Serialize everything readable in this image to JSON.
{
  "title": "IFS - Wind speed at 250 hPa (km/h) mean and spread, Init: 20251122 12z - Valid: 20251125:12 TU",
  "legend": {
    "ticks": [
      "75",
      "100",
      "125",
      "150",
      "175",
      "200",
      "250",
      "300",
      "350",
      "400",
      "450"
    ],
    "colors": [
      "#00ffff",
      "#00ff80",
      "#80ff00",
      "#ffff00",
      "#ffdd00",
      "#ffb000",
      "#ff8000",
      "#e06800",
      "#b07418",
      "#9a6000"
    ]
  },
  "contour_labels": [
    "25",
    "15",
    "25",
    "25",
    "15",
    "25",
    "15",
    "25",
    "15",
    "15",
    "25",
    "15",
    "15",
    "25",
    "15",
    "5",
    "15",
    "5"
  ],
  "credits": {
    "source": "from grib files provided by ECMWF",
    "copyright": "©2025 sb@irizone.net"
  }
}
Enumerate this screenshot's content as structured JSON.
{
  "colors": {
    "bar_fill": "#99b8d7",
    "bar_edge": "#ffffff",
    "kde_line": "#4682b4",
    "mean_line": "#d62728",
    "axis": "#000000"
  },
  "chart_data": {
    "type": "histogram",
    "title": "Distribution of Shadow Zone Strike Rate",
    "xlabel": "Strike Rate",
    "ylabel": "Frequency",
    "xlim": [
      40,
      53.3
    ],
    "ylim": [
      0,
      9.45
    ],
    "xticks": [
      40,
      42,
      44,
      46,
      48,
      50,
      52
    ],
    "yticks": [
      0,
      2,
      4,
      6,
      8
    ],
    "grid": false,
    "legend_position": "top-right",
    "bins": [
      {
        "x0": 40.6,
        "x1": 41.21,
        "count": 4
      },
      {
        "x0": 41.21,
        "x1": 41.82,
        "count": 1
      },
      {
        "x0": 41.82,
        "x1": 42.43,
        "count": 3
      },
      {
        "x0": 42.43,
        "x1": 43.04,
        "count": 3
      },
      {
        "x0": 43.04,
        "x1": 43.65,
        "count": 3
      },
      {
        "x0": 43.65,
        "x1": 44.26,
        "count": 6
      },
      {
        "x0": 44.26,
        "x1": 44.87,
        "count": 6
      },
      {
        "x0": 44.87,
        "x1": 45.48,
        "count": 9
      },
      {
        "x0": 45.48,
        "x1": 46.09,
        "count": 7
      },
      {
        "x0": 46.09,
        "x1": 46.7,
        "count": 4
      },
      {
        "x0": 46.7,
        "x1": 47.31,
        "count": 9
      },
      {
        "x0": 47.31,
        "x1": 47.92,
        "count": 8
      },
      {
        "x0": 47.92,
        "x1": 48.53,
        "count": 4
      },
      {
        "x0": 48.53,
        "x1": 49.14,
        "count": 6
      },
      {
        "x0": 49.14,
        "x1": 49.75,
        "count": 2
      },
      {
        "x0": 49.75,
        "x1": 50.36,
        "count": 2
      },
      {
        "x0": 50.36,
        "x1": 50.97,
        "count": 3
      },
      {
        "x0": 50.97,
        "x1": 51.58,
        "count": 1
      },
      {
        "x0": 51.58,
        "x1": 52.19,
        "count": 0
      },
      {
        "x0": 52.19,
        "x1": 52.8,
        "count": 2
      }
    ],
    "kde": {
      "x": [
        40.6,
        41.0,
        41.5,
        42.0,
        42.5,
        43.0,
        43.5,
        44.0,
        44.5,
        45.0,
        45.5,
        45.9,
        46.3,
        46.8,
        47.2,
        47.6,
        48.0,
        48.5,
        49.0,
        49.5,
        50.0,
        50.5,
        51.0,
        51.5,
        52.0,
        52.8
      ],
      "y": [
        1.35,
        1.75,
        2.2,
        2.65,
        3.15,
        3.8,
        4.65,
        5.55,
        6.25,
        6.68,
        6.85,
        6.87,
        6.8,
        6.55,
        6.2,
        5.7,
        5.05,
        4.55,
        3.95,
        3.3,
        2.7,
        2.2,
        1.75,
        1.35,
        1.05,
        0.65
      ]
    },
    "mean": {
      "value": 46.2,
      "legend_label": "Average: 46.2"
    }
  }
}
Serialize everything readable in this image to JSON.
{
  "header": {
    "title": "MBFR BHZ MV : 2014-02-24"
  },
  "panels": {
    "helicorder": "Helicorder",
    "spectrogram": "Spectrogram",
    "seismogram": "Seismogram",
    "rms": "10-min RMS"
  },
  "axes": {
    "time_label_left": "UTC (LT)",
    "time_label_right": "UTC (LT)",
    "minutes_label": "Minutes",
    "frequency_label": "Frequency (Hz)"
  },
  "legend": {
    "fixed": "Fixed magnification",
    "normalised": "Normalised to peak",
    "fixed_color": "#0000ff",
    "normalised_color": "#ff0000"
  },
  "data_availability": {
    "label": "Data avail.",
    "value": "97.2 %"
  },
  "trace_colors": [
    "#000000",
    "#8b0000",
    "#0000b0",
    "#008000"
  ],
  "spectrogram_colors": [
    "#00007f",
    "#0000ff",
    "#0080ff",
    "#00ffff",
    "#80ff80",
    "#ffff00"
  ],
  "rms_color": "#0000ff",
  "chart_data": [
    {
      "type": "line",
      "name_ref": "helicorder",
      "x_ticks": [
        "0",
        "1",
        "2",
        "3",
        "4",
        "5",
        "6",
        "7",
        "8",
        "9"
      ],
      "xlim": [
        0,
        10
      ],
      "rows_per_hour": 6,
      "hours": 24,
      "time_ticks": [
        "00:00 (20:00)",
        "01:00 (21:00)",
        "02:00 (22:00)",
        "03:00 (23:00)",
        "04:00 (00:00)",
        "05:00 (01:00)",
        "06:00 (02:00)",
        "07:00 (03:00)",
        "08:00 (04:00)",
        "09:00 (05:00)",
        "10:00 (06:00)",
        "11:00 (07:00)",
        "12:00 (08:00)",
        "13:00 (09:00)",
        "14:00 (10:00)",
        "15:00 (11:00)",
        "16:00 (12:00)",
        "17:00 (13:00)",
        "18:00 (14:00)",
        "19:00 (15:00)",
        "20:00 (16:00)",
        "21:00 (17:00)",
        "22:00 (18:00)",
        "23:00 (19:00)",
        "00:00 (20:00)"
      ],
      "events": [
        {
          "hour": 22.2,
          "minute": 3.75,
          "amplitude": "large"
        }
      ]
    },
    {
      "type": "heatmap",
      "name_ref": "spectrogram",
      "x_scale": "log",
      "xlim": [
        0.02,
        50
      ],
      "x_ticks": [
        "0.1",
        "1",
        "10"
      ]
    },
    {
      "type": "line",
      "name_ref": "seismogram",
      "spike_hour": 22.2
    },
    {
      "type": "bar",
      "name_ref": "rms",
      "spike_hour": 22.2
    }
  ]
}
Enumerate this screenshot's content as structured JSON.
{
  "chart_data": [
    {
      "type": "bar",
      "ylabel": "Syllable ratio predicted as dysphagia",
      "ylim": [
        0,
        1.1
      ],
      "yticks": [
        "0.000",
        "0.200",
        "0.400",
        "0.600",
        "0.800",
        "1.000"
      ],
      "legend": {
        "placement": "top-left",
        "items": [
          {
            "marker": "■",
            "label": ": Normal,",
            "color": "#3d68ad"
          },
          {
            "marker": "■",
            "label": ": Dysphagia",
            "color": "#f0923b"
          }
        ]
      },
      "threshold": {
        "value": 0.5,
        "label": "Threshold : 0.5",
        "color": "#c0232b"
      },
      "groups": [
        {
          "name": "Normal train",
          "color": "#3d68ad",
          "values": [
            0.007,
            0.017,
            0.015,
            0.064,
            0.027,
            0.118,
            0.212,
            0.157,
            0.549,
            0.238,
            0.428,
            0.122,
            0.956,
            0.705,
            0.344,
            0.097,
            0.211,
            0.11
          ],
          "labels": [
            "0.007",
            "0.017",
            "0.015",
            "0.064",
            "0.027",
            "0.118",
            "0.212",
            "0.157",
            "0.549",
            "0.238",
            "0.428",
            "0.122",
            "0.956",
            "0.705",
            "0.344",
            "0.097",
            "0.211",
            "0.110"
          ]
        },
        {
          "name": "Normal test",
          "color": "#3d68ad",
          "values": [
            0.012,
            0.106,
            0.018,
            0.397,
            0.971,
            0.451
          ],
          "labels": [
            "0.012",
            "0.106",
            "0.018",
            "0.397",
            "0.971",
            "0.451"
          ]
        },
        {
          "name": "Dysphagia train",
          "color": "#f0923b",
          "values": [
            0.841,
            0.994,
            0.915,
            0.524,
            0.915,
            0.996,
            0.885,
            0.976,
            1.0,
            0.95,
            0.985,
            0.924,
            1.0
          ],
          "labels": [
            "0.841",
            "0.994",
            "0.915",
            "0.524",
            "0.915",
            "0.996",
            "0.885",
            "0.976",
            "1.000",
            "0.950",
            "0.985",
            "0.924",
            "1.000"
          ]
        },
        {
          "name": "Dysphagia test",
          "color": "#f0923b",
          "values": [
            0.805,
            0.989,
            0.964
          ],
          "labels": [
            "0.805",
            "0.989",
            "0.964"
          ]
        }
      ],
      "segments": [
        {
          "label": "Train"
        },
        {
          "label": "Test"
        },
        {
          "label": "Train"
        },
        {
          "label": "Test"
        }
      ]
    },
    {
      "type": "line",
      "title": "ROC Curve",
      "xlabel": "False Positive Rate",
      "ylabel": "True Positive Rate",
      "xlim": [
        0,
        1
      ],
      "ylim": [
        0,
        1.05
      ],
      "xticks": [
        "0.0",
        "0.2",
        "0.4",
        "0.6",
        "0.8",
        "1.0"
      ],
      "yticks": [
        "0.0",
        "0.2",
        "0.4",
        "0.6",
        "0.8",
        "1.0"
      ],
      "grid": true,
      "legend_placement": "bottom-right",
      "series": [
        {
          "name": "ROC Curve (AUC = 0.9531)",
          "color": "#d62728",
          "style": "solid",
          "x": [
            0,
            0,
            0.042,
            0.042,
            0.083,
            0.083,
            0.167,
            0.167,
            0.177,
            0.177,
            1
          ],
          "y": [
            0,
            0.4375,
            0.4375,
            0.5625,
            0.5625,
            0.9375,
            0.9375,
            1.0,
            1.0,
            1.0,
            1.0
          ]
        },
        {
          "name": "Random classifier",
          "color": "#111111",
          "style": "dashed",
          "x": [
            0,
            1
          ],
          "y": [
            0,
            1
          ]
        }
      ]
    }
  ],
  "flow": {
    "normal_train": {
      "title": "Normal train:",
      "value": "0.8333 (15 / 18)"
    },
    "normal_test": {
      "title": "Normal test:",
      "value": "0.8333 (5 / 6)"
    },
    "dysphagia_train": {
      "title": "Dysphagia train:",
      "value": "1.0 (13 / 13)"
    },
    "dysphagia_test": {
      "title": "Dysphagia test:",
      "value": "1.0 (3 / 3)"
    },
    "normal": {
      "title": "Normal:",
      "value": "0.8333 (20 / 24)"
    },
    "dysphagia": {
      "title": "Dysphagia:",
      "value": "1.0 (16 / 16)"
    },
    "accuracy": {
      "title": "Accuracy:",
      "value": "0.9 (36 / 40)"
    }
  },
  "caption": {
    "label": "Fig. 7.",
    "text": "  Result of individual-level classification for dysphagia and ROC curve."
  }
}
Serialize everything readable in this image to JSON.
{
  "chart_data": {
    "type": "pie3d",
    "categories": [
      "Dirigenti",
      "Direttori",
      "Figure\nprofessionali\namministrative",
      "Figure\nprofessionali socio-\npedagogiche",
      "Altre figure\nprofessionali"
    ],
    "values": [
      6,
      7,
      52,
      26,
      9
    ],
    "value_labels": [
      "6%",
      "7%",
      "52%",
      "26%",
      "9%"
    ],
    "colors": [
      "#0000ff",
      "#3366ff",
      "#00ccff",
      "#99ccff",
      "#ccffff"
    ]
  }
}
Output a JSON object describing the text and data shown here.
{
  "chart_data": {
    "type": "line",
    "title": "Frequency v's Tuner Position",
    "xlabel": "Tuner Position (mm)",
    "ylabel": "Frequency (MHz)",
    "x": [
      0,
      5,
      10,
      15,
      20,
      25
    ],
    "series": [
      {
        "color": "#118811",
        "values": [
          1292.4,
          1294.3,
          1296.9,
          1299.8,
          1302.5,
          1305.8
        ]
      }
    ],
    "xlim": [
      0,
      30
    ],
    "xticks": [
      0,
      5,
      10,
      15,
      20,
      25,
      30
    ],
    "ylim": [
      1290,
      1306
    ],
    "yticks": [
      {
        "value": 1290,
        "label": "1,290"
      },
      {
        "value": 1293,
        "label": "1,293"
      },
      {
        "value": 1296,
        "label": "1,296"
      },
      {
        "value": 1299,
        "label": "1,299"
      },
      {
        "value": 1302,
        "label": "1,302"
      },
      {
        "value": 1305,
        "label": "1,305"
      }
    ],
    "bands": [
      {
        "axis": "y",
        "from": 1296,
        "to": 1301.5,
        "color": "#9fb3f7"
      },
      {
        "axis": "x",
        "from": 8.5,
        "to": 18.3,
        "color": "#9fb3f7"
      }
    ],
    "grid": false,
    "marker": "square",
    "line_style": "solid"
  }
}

> _THE PROBLEM_:
Each line in the entries above that includes the string "seismogram" should be extracted.

> _RESPONSE_:
    "seismogram": "Seismogram",
      "name_ref": "seismogram",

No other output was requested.